### [Short task]
Within the records that follow, find every line containing the string "iPhone". Copy those lines.

========

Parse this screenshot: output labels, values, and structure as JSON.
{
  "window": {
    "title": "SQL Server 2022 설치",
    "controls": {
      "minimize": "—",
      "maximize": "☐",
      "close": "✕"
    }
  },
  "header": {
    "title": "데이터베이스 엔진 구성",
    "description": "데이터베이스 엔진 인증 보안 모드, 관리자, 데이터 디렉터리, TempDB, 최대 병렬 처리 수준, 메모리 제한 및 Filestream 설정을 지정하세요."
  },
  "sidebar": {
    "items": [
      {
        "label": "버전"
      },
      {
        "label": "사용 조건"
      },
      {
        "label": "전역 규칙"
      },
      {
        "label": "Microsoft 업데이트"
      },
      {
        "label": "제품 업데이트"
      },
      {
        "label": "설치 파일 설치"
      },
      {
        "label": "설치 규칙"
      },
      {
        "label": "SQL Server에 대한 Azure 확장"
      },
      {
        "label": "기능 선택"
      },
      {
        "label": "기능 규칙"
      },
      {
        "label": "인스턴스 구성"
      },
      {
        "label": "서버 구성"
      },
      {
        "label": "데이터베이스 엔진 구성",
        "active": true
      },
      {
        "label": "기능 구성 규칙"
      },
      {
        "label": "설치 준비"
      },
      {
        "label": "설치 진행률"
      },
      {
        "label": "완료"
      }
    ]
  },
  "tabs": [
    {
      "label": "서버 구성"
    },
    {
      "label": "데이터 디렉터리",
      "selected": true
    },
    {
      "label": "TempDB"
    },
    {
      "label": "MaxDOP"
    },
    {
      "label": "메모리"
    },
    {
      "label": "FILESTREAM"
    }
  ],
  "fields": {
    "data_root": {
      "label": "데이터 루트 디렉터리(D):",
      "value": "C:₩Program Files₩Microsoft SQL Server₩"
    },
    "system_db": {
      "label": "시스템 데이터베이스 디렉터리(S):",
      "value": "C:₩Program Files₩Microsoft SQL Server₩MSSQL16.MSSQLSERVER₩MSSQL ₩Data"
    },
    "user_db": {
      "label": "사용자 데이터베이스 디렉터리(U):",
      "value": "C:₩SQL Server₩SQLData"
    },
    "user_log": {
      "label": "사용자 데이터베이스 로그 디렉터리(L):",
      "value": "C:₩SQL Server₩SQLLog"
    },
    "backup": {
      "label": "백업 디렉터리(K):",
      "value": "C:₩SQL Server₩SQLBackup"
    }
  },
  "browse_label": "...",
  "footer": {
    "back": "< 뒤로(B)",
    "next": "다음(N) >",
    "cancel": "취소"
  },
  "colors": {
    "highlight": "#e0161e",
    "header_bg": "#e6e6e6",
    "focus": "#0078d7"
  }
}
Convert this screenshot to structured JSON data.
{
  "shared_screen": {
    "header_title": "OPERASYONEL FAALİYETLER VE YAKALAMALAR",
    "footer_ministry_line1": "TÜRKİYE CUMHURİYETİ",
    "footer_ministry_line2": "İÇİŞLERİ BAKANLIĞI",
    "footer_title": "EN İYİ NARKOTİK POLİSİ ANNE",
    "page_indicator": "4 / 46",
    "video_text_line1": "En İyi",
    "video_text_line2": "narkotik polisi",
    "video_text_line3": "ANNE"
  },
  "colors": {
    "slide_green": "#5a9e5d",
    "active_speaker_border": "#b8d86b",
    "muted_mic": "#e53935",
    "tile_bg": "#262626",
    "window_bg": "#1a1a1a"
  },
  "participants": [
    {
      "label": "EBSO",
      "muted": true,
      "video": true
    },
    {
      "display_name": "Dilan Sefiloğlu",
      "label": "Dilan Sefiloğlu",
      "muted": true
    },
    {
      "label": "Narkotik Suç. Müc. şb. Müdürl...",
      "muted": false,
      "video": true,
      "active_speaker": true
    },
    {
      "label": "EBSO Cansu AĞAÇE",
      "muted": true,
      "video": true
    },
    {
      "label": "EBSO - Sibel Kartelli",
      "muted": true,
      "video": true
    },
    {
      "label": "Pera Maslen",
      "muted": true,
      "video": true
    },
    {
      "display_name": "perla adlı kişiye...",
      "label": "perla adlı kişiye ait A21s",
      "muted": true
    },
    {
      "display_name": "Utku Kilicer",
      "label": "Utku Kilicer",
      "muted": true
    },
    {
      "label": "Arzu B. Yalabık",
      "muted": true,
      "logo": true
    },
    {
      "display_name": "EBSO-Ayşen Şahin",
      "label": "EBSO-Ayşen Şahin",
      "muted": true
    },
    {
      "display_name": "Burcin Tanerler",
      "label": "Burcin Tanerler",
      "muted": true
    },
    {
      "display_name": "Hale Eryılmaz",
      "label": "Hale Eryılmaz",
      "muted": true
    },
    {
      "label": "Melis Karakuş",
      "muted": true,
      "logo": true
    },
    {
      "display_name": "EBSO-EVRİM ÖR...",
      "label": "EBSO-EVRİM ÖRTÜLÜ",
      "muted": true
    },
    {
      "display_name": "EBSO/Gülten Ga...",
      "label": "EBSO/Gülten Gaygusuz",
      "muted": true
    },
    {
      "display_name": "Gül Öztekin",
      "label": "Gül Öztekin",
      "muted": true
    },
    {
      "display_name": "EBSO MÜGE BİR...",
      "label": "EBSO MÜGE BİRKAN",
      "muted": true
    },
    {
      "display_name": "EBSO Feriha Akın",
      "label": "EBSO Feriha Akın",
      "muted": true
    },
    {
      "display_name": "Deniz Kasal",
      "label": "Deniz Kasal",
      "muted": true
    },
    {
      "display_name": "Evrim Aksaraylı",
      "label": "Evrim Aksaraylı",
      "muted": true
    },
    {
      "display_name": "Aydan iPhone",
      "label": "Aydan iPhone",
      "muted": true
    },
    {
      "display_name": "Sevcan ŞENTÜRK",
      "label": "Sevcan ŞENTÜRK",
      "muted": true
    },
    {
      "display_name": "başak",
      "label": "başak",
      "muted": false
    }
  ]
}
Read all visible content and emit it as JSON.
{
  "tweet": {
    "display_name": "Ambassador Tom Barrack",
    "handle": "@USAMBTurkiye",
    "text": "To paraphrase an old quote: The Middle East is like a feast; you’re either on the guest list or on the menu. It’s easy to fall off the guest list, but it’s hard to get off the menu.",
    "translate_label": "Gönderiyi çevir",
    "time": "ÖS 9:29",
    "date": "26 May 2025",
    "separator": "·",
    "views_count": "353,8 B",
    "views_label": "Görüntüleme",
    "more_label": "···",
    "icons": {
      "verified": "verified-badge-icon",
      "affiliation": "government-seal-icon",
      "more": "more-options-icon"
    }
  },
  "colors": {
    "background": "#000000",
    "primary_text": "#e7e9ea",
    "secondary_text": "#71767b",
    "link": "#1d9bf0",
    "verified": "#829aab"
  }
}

========

### [Reply]
      "display_name": "Aydan iPhone",
      "label": "Aydan iPhone",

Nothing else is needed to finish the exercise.